(Figure record extracts)
******************************

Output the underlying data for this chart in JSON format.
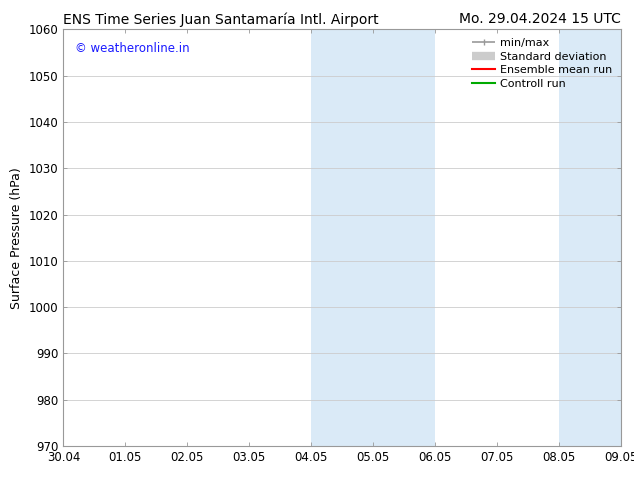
{
  "title_left": "ENS Time Series Juan Santamaría Intl. Airport",
  "title_right": "Mo. 29.04.2024 15 UTC",
  "ylabel": "Surface Pressure (hPa)",
  "ylim": [
    970,
    1060
  ],
  "yticks": [
    970,
    980,
    990,
    1000,
    1010,
    1020,
    1030,
    1040,
    1050,
    1060
  ],
  "xtick_labels": [
    "30.04",
    "01.05",
    "02.05",
    "03.05",
    "04.05",
    "05.05",
    "06.05",
    "07.05",
    "08.05",
    "09.05"
  ],
  "shaded_bands": [
    {
      "xmin": 4.0,
      "xmax": 4.5
    },
    {
      "xmin": 4.5,
      "xmax": 6.0
    },
    {
      "xmin": 8.0,
      "xmax": 9.0
    }
  ],
  "shaded_color": "#daeaf7",
  "watermark_text": "© weatheronline.in",
  "watermark_color": "#1a1aff",
  "legend_entries": [
    {
      "label": "min/max",
      "color": "#999999",
      "lw": 1.2
    },
    {
      "label": "Standard deviation",
      "color": "#cccccc",
      "lw": 5
    },
    {
      "label": "Ensemble mean run",
      "color": "#ff0000",
      "lw": 1.5
    },
    {
      "label": "Controll run",
      "color": "#00aa00",
      "lw": 1.5
    }
  ],
  "bg_color": "#ffffff",
  "plot_bg_color": "#ffffff",
  "grid_color": "#cccccc",
  "spine_color": "#999999",
  "title_fontsize": 10,
  "tick_fontsize": 8.5,
  "legend_fontsize": 8,
  "ylabel_fontsize": 9
}
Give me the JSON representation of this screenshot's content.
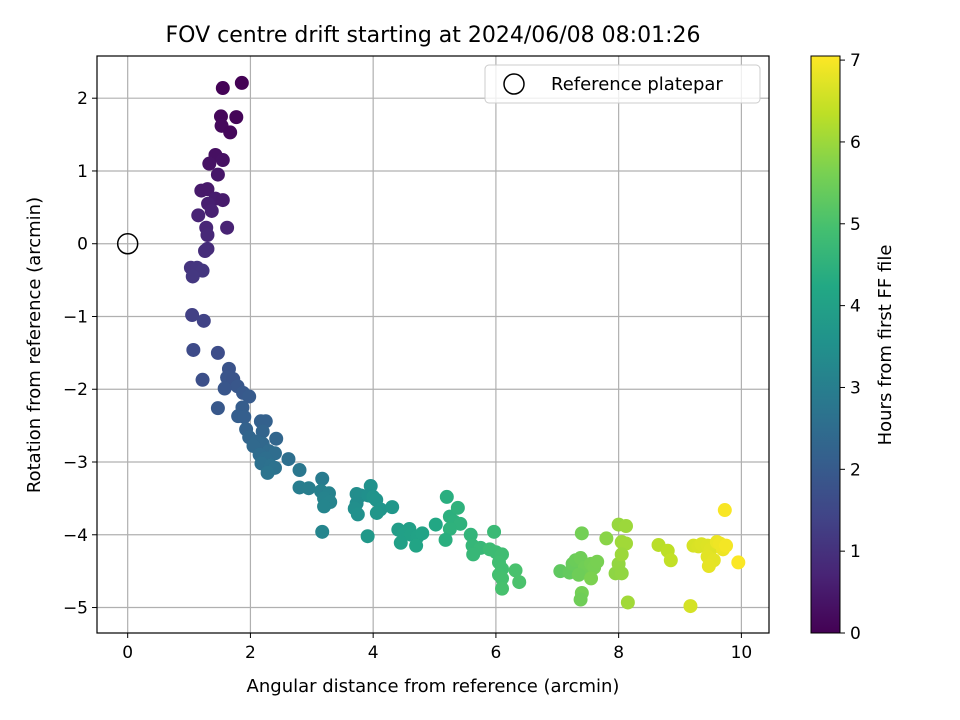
{
  "chart_data": {
    "type": "scatter",
    "title": "FOV centre drift starting at 2024/06/08 08:01:26",
    "xlabel": "Angular distance from reference (arcmin)",
    "ylabel": "Rotation from reference (arcmin)",
    "xlim": [
      -0.5,
      10.45
    ],
    "ylim": [
      -5.35,
      2.58
    ],
    "xticks": [
      0,
      2,
      4,
      6,
      8,
      10
    ],
    "xtick_labels": [
      "0",
      "2",
      "4",
      "6",
      "8",
      "10"
    ],
    "yticks": [
      -5,
      -4,
      -3,
      -2,
      -1,
      0,
      1,
      2
    ],
    "ytick_labels": [
      "−5",
      "−4",
      "−3",
      "−2",
      "−1",
      "0",
      "1",
      "2"
    ],
    "grid": true,
    "legend": {
      "location": "upper right",
      "entries": [
        {
          "label": "Reference platepar",
          "marker": "open-circle"
        }
      ]
    },
    "reference_point": {
      "x": 0,
      "y": 0
    },
    "colorbar": {
      "label": "Hours from first FF file",
      "colormap": "viridis",
      "range": [
        0,
        7.05
      ],
      "ticks": [
        0,
        1,
        2,
        3,
        4,
        5,
        6,
        7
      ],
      "tick_labels": [
        "0",
        "1",
        "2",
        "3",
        "4",
        "5",
        "6",
        "7"
      ]
    },
    "series": [
      {
        "points": [
          {
            "x": 1.55,
            "y": 2.14,
            "t": 0.05
          },
          {
            "x": 1.86,
            "y": 2.21,
            "t": 0.02
          },
          {
            "x": 1.52,
            "y": 1.75,
            "t": 0.12
          },
          {
            "x": 1.77,
            "y": 1.74,
            "t": 0.08
          },
          {
            "x": 1.53,
            "y": 1.62,
            "t": 0.18
          },
          {
            "x": 1.67,
            "y": 1.53,
            "t": 0.15
          },
          {
            "x": 1.43,
            "y": 1.22,
            "t": 0.3
          },
          {
            "x": 1.55,
            "y": 1.15,
            "t": 0.32
          },
          {
            "x": 1.33,
            "y": 1.1,
            "t": 0.35
          },
          {
            "x": 1.47,
            "y": 0.95,
            "t": 0.42
          },
          {
            "x": 1.2,
            "y": 0.73,
            "t": 0.5
          },
          {
            "x": 1.3,
            "y": 0.75,
            "t": 0.48
          },
          {
            "x": 1.43,
            "y": 0.62,
            "t": 0.55
          },
          {
            "x": 1.55,
            "y": 0.6,
            "t": 0.52
          },
          {
            "x": 1.31,
            "y": 0.55,
            "t": 0.6
          },
          {
            "x": 1.37,
            "y": 0.45,
            "t": 0.65
          },
          {
            "x": 1.15,
            "y": 0.39,
            "t": 0.7
          },
          {
            "x": 1.62,
            "y": 0.22,
            "t": 0.68
          },
          {
            "x": 1.28,
            "y": 0.22,
            "t": 0.75
          },
          {
            "x": 1.3,
            "y": 0.12,
            "t": 0.8
          },
          {
            "x": 1.3,
            "y": -0.07,
            "t": 0.88
          },
          {
            "x": 1.26,
            "y": -0.1,
            "t": 0.9
          },
          {
            "x": 1.03,
            "y": -0.33,
            "t": 1.05
          },
          {
            "x": 1.13,
            "y": -0.33,
            "t": 1.08
          },
          {
            "x": 1.22,
            "y": -0.37,
            "t": 1.1
          },
          {
            "x": 1.06,
            "y": -0.45,
            "t": 1.12
          },
          {
            "x": 1.05,
            "y": -0.98,
            "t": 1.35
          },
          {
            "x": 1.24,
            "y": -1.06,
            "t": 1.38
          },
          {
            "x": 1.07,
            "y": -1.46,
            "t": 1.6
          },
          {
            "x": 1.47,
            "y": -1.5,
            "t": 1.65
          },
          {
            "x": 1.65,
            "y": -1.72,
            "t": 1.8
          },
          {
            "x": 1.62,
            "y": -1.84,
            "t": 1.85
          },
          {
            "x": 1.72,
            "y": -1.86,
            "t": 1.82
          },
          {
            "x": 1.22,
            "y": -1.87,
            "t": 1.7
          },
          {
            "x": 1.79,
            "y": -1.96,
            "t": 1.9
          },
          {
            "x": 1.58,
            "y": -1.99,
            "t": 1.88
          },
          {
            "x": 1.88,
            "y": -2.05,
            "t": 1.95
          },
          {
            "x": 1.98,
            "y": -2.1,
            "t": 2.0
          },
          {
            "x": 1.47,
            "y": -2.26,
            "t": 1.92
          },
          {
            "x": 1.87,
            "y": -2.25,
            "t": 2.05
          },
          {
            "x": 1.8,
            "y": -2.37,
            "t": 2.1
          },
          {
            "x": 1.9,
            "y": -2.38,
            "t": 2.12
          },
          {
            "x": 2.17,
            "y": -2.44,
            "t": 2.15
          },
          {
            "x": 2.25,
            "y": -2.44,
            "t": 2.18
          },
          {
            "x": 1.93,
            "y": -2.55,
            "t": 2.2
          },
          {
            "x": 2.2,
            "y": -2.58,
            "t": 2.25
          },
          {
            "x": 1.98,
            "y": -2.66,
            "t": 2.28
          },
          {
            "x": 2.42,
            "y": -2.68,
            "t": 2.3
          },
          {
            "x": 2.1,
            "y": -2.72,
            "t": 2.35
          },
          {
            "x": 2.2,
            "y": -2.75,
            "t": 2.38
          },
          {
            "x": 2.05,
            "y": -2.78,
            "t": 2.4
          },
          {
            "x": 2.3,
            "y": -2.85,
            "t": 2.45
          },
          {
            "x": 2.4,
            "y": -2.88,
            "t": 2.5
          },
          {
            "x": 2.15,
            "y": -2.9,
            "t": 2.48
          },
          {
            "x": 2.25,
            "y": -2.95,
            "t": 2.55
          },
          {
            "x": 2.62,
            "y": -2.96,
            "t": 2.58
          },
          {
            "x": 2.18,
            "y": -3.02,
            "t": 2.6
          },
          {
            "x": 2.33,
            "y": -3.05,
            "t": 2.62
          },
          {
            "x": 2.4,
            "y": -3.08,
            "t": 2.65
          },
          {
            "x": 2.28,
            "y": -3.15,
            "t": 2.7
          },
          {
            "x": 2.8,
            "y": -3.11,
            "t": 2.8
          },
          {
            "x": 3.17,
            "y": -3.23,
            "t": 2.9
          },
          {
            "x": 2.8,
            "y": -3.35,
            "t": 2.95
          },
          {
            "x": 2.95,
            "y": -3.36,
            "t": 3.0
          },
          {
            "x": 3.15,
            "y": -3.4,
            "t": 3.05
          },
          {
            "x": 3.28,
            "y": -3.43,
            "t": 3.1
          },
          {
            "x": 3.2,
            "y": -3.5,
            "t": 3.12
          },
          {
            "x": 3.3,
            "y": -3.55,
            "t": 3.15
          },
          {
            "x": 3.2,
            "y": -3.61,
            "t": 3.18
          },
          {
            "x": 3.17,
            "y": -3.96,
            "t": 3.2
          },
          {
            "x": 3.73,
            "y": -3.44,
            "t": 3.4
          },
          {
            "x": 3.8,
            "y": -3.46,
            "t": 3.45
          },
          {
            "x": 3.96,
            "y": -3.33,
            "t": 3.55
          },
          {
            "x": 3.92,
            "y": -3.46,
            "t": 3.5
          },
          {
            "x": 4.0,
            "y": -3.48,
            "t": 3.6
          },
          {
            "x": 4.05,
            "y": -3.52,
            "t": 3.62
          },
          {
            "x": 3.73,
            "y": -3.57,
            "t": 3.42
          },
          {
            "x": 3.7,
            "y": -3.64,
            "t": 3.48
          },
          {
            "x": 3.75,
            "y": -3.72,
            "t": 3.52
          },
          {
            "x": 4.12,
            "y": -3.65,
            "t": 3.65
          },
          {
            "x": 4.06,
            "y": -3.7,
            "t": 3.68
          },
          {
            "x": 4.31,
            "y": -3.62,
            "t": 3.7
          },
          {
            "x": 3.91,
            "y": -4.02,
            "t": 3.75
          },
          {
            "x": 4.41,
            "y": -3.93,
            "t": 3.9
          },
          {
            "x": 4.59,
            "y": -3.92,
            "t": 3.95
          },
          {
            "x": 4.5,
            "y": -3.99,
            "t": 4.0
          },
          {
            "x": 4.62,
            "y": -4.0,
            "t": 4.02
          },
          {
            "x": 4.72,
            "y": -4.03,
            "t": 4.05
          },
          {
            "x": 4.8,
            "y": -3.98,
            "t": 4.08
          },
          {
            "x": 4.45,
            "y": -4.11,
            "t": 4.0
          },
          {
            "x": 4.7,
            "y": -4.15,
            "t": 4.1
          },
          {
            "x": 5.02,
            "y": -3.86,
            "t": 4.2
          },
          {
            "x": 5.2,
            "y": -3.48,
            "t": 4.4
          },
          {
            "x": 5.25,
            "y": -3.75,
            "t": 4.45
          },
          {
            "x": 5.38,
            "y": -3.63,
            "t": 4.5
          },
          {
            "x": 5.32,
            "y": -3.82,
            "t": 4.48
          },
          {
            "x": 5.42,
            "y": -3.85,
            "t": 4.52
          },
          {
            "x": 5.25,
            "y": -3.92,
            "t": 4.5
          },
          {
            "x": 5.18,
            "y": -4.07,
            "t": 4.42
          },
          {
            "x": 5.59,
            "y": -4.0,
            "t": 4.6
          },
          {
            "x": 5.62,
            "y": -4.15,
            "t": 4.65
          },
          {
            "x": 5.75,
            "y": -4.18,
            "t": 4.7
          },
          {
            "x": 5.63,
            "y": -4.27,
            "t": 4.68
          },
          {
            "x": 5.97,
            "y": -3.96,
            "t": 4.75
          },
          {
            "x": 5.9,
            "y": -4.2,
            "t": 4.8
          },
          {
            "x": 6.0,
            "y": -4.24,
            "t": 4.82
          },
          {
            "x": 6.1,
            "y": -4.27,
            "t": 4.85
          },
          {
            "x": 6.05,
            "y": -4.38,
            "t": 4.88
          },
          {
            "x": 6.1,
            "y": -4.47,
            "t": 4.9
          },
          {
            "x": 6.05,
            "y": -4.55,
            "t": 4.92
          },
          {
            "x": 6.1,
            "y": -4.6,
            "t": 4.95
          },
          {
            "x": 6.1,
            "y": -4.74,
            "t": 4.98
          },
          {
            "x": 6.32,
            "y": -4.49,
            "t": 5.0
          },
          {
            "x": 6.38,
            "y": -4.65,
            "t": 5.02
          },
          {
            "x": 7.05,
            "y": -4.5,
            "t": 5.3
          },
          {
            "x": 7.2,
            "y": -4.52,
            "t": 5.35
          },
          {
            "x": 7.25,
            "y": -4.4,
            "t": 5.4
          },
          {
            "x": 7.3,
            "y": -4.35,
            "t": 5.45
          },
          {
            "x": 7.38,
            "y": -4.32,
            "t": 5.5
          },
          {
            "x": 7.45,
            "y": -4.45,
            "t": 5.52
          },
          {
            "x": 7.35,
            "y": -4.55,
            "t": 5.48
          },
          {
            "x": 7.4,
            "y": -3.98,
            "t": 5.55
          },
          {
            "x": 7.55,
            "y": -4.4,
            "t": 5.58
          },
          {
            "x": 7.6,
            "y": -4.45,
            "t": 5.6
          },
          {
            "x": 7.65,
            "y": -4.37,
            "t": 5.62
          },
          {
            "x": 7.55,
            "y": -4.6,
            "t": 5.65
          },
          {
            "x": 7.4,
            "y": -4.8,
            "t": 5.55
          },
          {
            "x": 7.38,
            "y": -4.89,
            "t": 5.5
          },
          {
            "x": 7.8,
            "y": -4.05,
            "t": 5.8
          },
          {
            "x": 7.95,
            "y": -4.53,
            "t": 5.85
          },
          {
            "x": 8.0,
            "y": -4.4,
            "t": 5.9
          },
          {
            "x": 8.05,
            "y": -4.53,
            "t": 5.88
          },
          {
            "x": 8.0,
            "y": -3.86,
            "t": 5.95
          },
          {
            "x": 8.12,
            "y": -3.88,
            "t": 6.0
          },
          {
            "x": 8.05,
            "y": -4.1,
            "t": 6.02
          },
          {
            "x": 8.12,
            "y": -4.12,
            "t": 6.05
          },
          {
            "x": 8.05,
            "y": -4.27,
            "t": 6.0
          },
          {
            "x": 8.15,
            "y": -4.93,
            "t": 6.05
          },
          {
            "x": 8.65,
            "y": -4.14,
            "t": 6.3
          },
          {
            "x": 8.8,
            "y": -4.22,
            "t": 6.35
          },
          {
            "x": 8.85,
            "y": -4.35,
            "t": 6.4
          },
          {
            "x": 9.17,
            "y": -4.98,
            "t": 6.6
          },
          {
            "x": 9.22,
            "y": -4.15,
            "t": 6.62
          },
          {
            "x": 9.3,
            "y": -4.16,
            "t": 6.65
          },
          {
            "x": 9.35,
            "y": -4.13,
            "t": 6.68
          },
          {
            "x": 9.45,
            "y": -4.15,
            "t": 6.7
          },
          {
            "x": 9.5,
            "y": -4.2,
            "t": 6.72
          },
          {
            "x": 9.45,
            "y": -4.3,
            "t": 6.75
          },
          {
            "x": 9.55,
            "y": -4.35,
            "t": 6.78
          },
          {
            "x": 9.47,
            "y": -4.43,
            "t": 6.8
          },
          {
            "x": 9.6,
            "y": -4.1,
            "t": 6.85
          },
          {
            "x": 9.7,
            "y": -4.2,
            "t": 6.88
          },
          {
            "x": 9.65,
            "y": -4.12,
            "t": 6.9
          },
          {
            "x": 9.75,
            "y": -4.15,
            "t": 6.95
          },
          {
            "x": 9.73,
            "y": -3.66,
            "t": 7.0
          },
          {
            "x": 9.95,
            "y": -4.38,
            "t": 7.02
          }
        ]
      }
    ]
  }
}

******************************

*What is needed*.
Identify the lines in the entries above that contain "JSON", then copy them out.

*Exercise output*.
Output the underlying data for this chart in JSON format.
Give me the JSON representation of this screenshot's content.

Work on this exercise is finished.